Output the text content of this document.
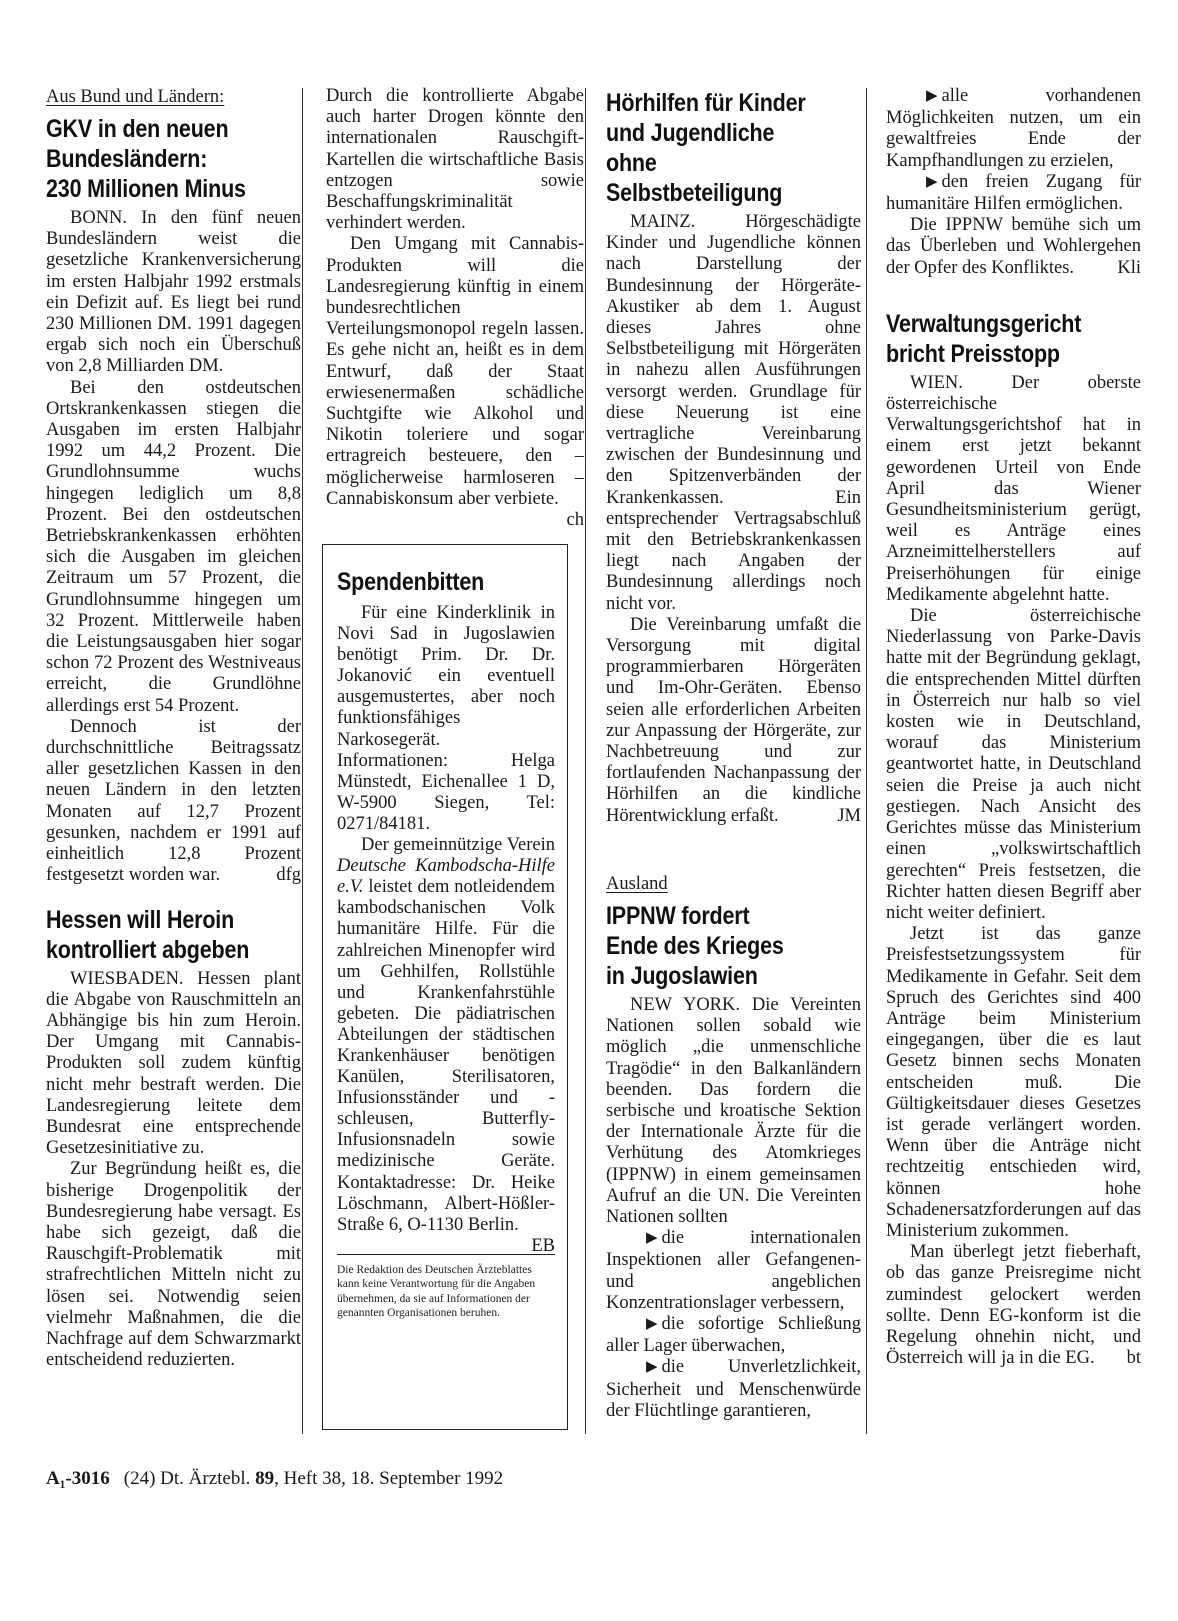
Aus Bund und Ländern:
GKV in den neuen
Bundesländern:
230 Millionen Minus

BONN. In den fünf neuen Bundesländern weist die gesetzliche Krankenversicherung im ersten Halbjahr 1992 erstmals ein Defizit auf. Es liegt bei rund 230 Millionen DM. 1991 dagegen ergab sich noch ein Überschuß von 2,8 Milliarden DM.

Bei den ostdeutschen Ortskrankenkassen stiegen die Ausgaben im ersten Halbjahr 1992 um 44,2 Prozent. Die Grundlohnsumme wuchs hingegen lediglich um 8,8 Prozent. Bei den ostdeutschen Betriebskrankenkassen erhöhten sich die Ausgaben im gleichen Zeitraum um 57 Prozent, die Grundlohnsumme hingegen um 32 Prozent. Mittlerweile haben die Leistungsausgaben hier sogar schon 72 Prozent des Westniveaus erreicht, die Grundlöhne allerdings erst 54 Prozent.

Dennoch ist der durchschnittliche Beitragssatz aller gesetzlichen Kassen in den neuen Ländern in den letzten Monaten auf 12,7 Prozent gesunken, nachdem er 1991 auf einheitlich 12,8 Prozent festgesetzt worden war.	dfg

Hessen will Heroin
kontrolliert abgeben

WIESBADEN. Hessen plant die Abgabe von Rauschmitteln an Abhängige bis hin zum Heroin. Der Umgang mit Cannabis-Produkten soll zudem künftig nicht mehr bestraft werden. Die Landesregierung leitete dem Bundesrat eine entsprechende Gesetzesinitiative zu.

Zur Begründung heißt es, die bisherige Drogenpolitik der Bundesregierung habe versagt. Es habe sich gezeigt, daß die Rauschgift-Problematik mit strafrechtlichen Mitteln nicht zu lösen sei. Notwendig seien vielmehr Maßnahmen, die die Nachfrage auf dem Schwarzmarkt entscheidend reduzierten.

Durch die kontrollierte Abgabe auch harter Drogen könnte den internationalen Rauschgift-Kartellen die wirtschaftliche Basis entzogen sowie Beschaffungskriminalität verhindert werden.

Den Umgang mit Cannabis-Produkten will die Landesregierung künftig in einem bundesrechtlichen Verteilungsmonopol regeln lassen. Es gehe nicht an, heißt es in dem Entwurf, daß der Staat erwiesenermaßen schädliche Suchtgifte wie Alkohol und Nikotin toleriere und sogar ertragreich besteuere, den – möglicherweise harmloseren – Cannabiskonsum aber verbiete.
ch

Spendenbitten

Für eine Kinderklinik in Novi Sad in Jugoslawien benötigt Prim. Dr. Dr. Jokanović ein eventuell ausgemustertes, aber noch funktionsfähiges Narkosegerät. Informationen: Helga Münstedt, Eichenallee 1 D, W-5900 Siegen, Tel: 0271/84181.

Der gemeinnützige Verein Deutsche Kambodscha-Hilfe e.V. leistet dem notleidendem kambodschanischen Volk humanitäre Hilfe. Für die zahlreichen Minenopfer wird um Gehhilfen, Rollstühle und Krankenfahrstühle gebeten. Die pädiatrischen Abteilungen der städtischen Krankenhäuser benötigen Kanülen, Sterilisatoren, Infusionsständer und -schleusen, Butterfly-Infusionsnadeln sowie medizinische Geräte. Kontaktadresse: Dr. Heike Löschmann, Albert-Hößler-Straße 6, O-1130 Berlin.
EB

Die Redaktion des Deutschen Ärzteblattes kann keine Verantwortung für die Angaben übernehmen, da sie auf Informationen der genannten Organisationen beruhen.
Hörhilfen für Kinder
und Jugendliche ohne
Selbstbeteiligung

MAINZ. Hörgeschädigte Kinder und Jugendliche können nach Darstellung der Bundesinnung der Hörgeräte-Akustiker ab dem 1. August dieses Jahres ohne Selbstbeteiligung mit Hörgeräten in nahezu allen Ausführungen versorgt werden. Grundlage für diese Neuerung ist eine vertragliche Vereinbarung zwischen der Bundesinnung und den Spitzenverbänden der Krankenkassen. Ein entsprechender Vertragsabschluß mit den Betriebskrankenkassen liegt nach Angaben der Bundesinnung allerdings noch nicht vor.

Die Vereinbarung umfaßt die Versorgung mit digital programmierbaren Hörgeräten und Im-Ohr-Geräten. Ebenso seien alle erforderlichen Arbeiten zur Anpassung der Hörgeräte, zur Nachbetreuung und zur fortlaufenden Nachanpassung der Hörhilfen an die kindliche Hörentwicklung erfaßt.	JM

Ausland
IPPNW fordert
Ende des Krieges
in Jugoslawien

NEW YORK. Die Vereinten Nationen sollen sobald wie möglich „die unmenschliche Tragödie“ in den Balkanländern beenden. Das fordern die serbische und kroatische Sektion der Internationale Ärzte für die Verhütung des Atomkrieges (IPPNW) in einem gemeinsamen Aufruf an die UN. Die Vereinten Nationen sollten

▶ die internationalen Inspektionen aller Gefangenen- und angeblichen Konzentrationslager verbessern,

▶ die sofortige Schließung aller Lager überwachen,

▶ die Unverletzlichkeit, Sicherheit und Menschenwürde der Flüchtlinge garantieren,

▶ alle vorhandenen Möglichkeiten nutzen, um ein gewaltfreies Ende der Kampfhandlungen zu erzielen,

▶ den freien Zugang für humanitäre Hilfen ermöglichen.

Die IPPNW bemühe sich um das Überleben und Wohlergehen der Opfer des Konfliktes.	Kli

Verwaltungsgericht
bricht Preisstopp

WIEN. Der oberste österreichische Verwaltungsgerichtshof hat in einem erst jetzt bekannt gewordenen Urteil von Ende April das Wiener Gesundheitsministerium gerügt, weil es Anträge eines Arzneimittelherstellers auf Preiserhöhungen für einige Medikamente abgelehnt hatte.

Die österreichische Niederlassung von Parke-Davis hatte mit der Begründung geklagt, die entsprechenden Mittel dürften in Österreich nur halb so viel kosten wie in Deutschland, worauf das Ministerium geantwortet hatte, in Deutschland seien die Preise ja auch nicht gestiegen. Nach Ansicht des Gerichtes müsse das Ministerium einen „volkswirtschaftlich gerechten“ Preis festsetzen, die Richter hatten diesen Begriff aber nicht weiter definiert.

Jetzt ist das ganze Preisfestsetzungssystem für Medikamente in Gefahr. Seit dem Spruch des Gerichtes sind 400 Anträge beim Ministerium eingegangen, über die es laut Gesetz binnen sechs Monaten entscheiden muß. Die Gültigkeitsdauer dieses Gesetzes ist gerade verlängert worden. Wenn über die Anträge nicht rechtzeitig entschieden wird, können hohe Schadenersatzforderungen auf das Ministerium zukommen.

Man überlegt jetzt fieberhaft, ob das ganze Preisregime nicht zumindest gelockert werden sollte. Denn EG-konform ist die Regelung ohnehin nicht, und Österreich will ja in die EG.	bt

A₁-3016 (24) Dt. Ärztebl. 89, Heft 38, 18. September 1992
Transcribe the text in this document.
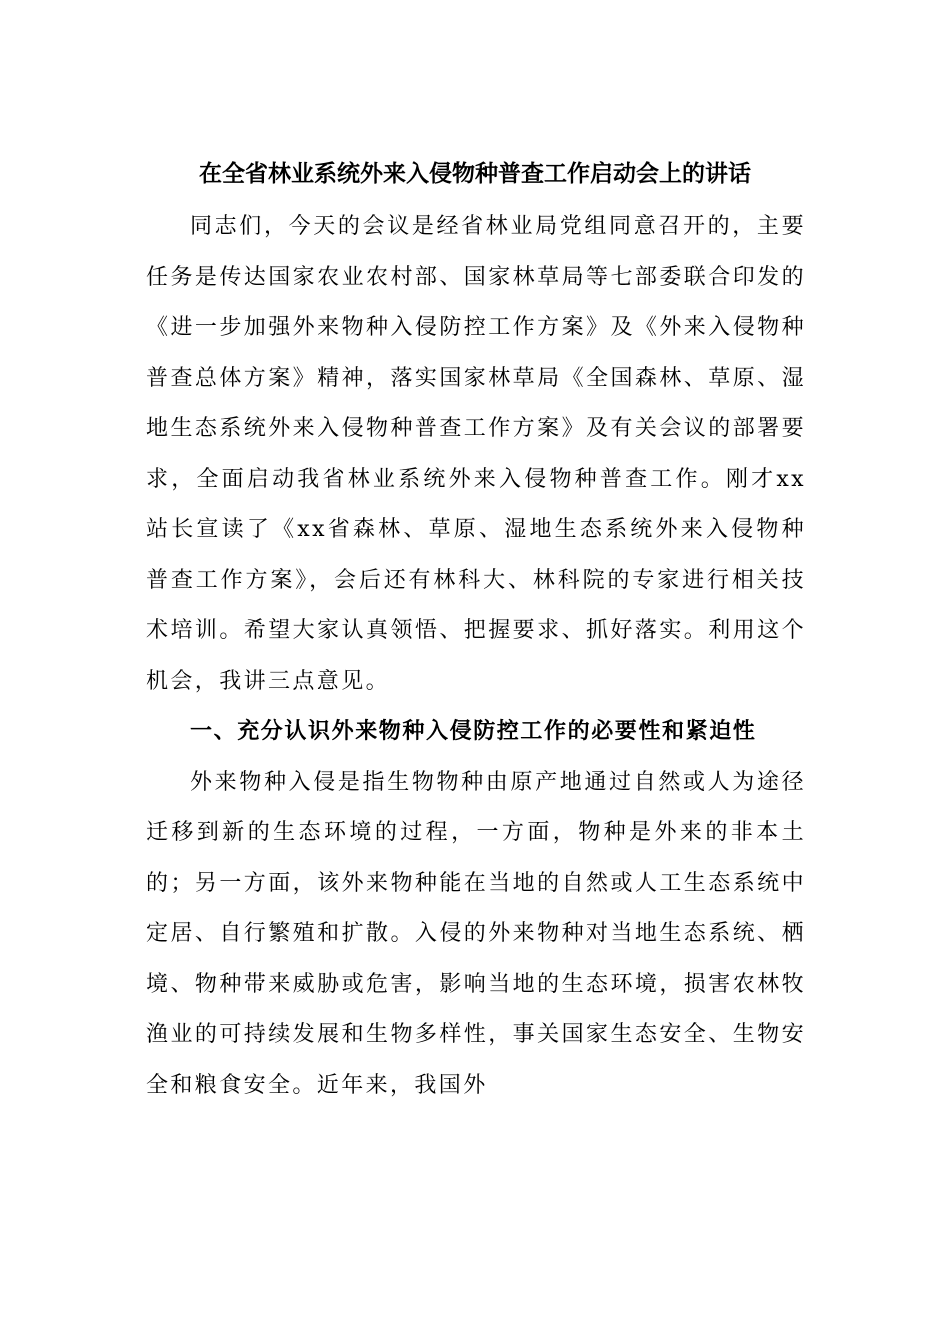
在全省林业系统外来入侵物种普查工作启动会上的讲话

同志们，今天的会议是经省林业局党组同意召开的，主要任务是传达国家农业农村部、国家林草局等七部委联合印发的《进一步加强外来物种入侵防控工作方案》及《外来入侵物种普查总体方案》精神，落实国家林草局《全国森林、草原、湿地生态系统外来入侵物种普查工作方案》及有关会议的部署要求，全面启动我省林业系统外来入侵物种普查工作。刚才xx站长宣读了《xx省森林、草原、湿地生态系统外来入侵物种普查工作方案》，会后还有林科大、林科院的专家进行相关技术培训。希望大家认真领悟、把握要求、抓好落实。利用这个机会，我讲三点意见。

一、充分认识外来物种入侵防控工作的必要性和紧迫性

外来物种入侵是指生物物种由原产地通过自然或人为途径迁移到新的生态环境的过程，一方面，物种是外来的非本土的；另一方面，该外来物种能在当地的自然或人工生态系统中定居、自行繁殖和扩散。入侵的外来物种对当地生态系统、栖境、物种带来威胁或危害，影响当地的生态环境，损害农林牧渔业的可持续发展和生物多样性，事关国家生态安全、生物安全和粮食安全。近年来，我国外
##############################
_Stated task_: Gather each line of the listing containing the word "Umgang" and show it.

_Solution_:
WIESBADEN. Hessen plant die Abgabe von Rauschmitteln an Abhängige bis hin zum Heroin. Der Umgang mit Cannabis-Produkten soll zudem künftig nicht mehr bestraft werden. Die Landesregierung leitete dem Bundesrat eine entsprechende Gesetzesinitiative zu.
Den Umgang mit Cannabis-Produkten will die Landesregierung künftig in einem bundesrechtlichen Verteilungsmonopol regeln lassen. Es gehe nicht an, heißt es in dem Entwurf, daß der Staat erwiesenermaßen schädliche Suchtgifte wie Alkohol und Nikotin toleriere und sogar ertragreich besteuere, den – möglicherweise harmloseren – Cannabiskonsum aber verbiete.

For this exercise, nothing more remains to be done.